> _Exercise brief_
Extract the final stretch of the data: the line that contains "Give me a plain-text" and every line after it, unaltered, and no other lines.

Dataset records
——————

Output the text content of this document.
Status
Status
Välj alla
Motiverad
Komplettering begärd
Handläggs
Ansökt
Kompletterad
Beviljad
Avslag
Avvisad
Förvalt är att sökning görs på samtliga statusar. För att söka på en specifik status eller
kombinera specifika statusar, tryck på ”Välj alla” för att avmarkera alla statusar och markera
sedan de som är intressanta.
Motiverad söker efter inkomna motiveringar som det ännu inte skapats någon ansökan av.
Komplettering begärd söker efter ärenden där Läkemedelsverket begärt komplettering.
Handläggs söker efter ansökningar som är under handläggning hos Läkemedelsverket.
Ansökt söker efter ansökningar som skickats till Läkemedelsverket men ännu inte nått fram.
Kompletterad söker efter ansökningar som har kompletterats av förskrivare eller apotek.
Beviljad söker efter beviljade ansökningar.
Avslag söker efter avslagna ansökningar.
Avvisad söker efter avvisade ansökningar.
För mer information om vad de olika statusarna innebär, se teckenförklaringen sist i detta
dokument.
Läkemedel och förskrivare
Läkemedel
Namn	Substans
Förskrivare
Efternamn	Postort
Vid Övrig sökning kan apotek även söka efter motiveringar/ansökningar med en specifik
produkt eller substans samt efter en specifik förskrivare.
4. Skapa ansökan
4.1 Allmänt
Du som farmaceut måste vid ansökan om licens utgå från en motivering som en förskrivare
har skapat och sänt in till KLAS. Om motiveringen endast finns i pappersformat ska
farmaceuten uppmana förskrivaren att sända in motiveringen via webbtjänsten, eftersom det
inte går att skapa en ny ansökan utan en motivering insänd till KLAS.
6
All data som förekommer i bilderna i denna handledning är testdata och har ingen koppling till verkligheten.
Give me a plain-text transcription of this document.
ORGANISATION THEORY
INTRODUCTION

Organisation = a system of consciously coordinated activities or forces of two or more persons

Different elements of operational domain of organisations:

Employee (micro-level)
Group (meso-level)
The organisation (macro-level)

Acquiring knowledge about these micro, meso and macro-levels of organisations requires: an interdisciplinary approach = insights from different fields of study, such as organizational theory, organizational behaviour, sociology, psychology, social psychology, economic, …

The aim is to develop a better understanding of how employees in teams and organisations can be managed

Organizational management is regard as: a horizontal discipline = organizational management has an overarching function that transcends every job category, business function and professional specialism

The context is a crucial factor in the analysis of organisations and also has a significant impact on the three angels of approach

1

——————

> _Solved exercise_
Give me a plain-text transcription of this document.
ORGANISATION THEORY
INTRODUCTION

Organisation = a system of consciously coordinated activities or forces of two or more persons

Different elements of operational domain of organisations:

Employee (micro-level)
Group (meso-level)
The organisation (macro-level)

Acquiring knowledge about these micro, meso and macro-levels of organisations requires: an interdisciplinary approach = insights from different fields of study, such as organizational theory, organizational behaviour, sociology, psychology, social psychology, economic, …

The aim is to develop a better understanding of how employees in teams and organisations can be managed

Organizational management is regard as: a horizontal discipline = organizational management has an overarching function that transcends every job category, business function and professional specialism

The context is a crucial factor in the analysis of organisations and also has a significant impact on the three angels of approach

1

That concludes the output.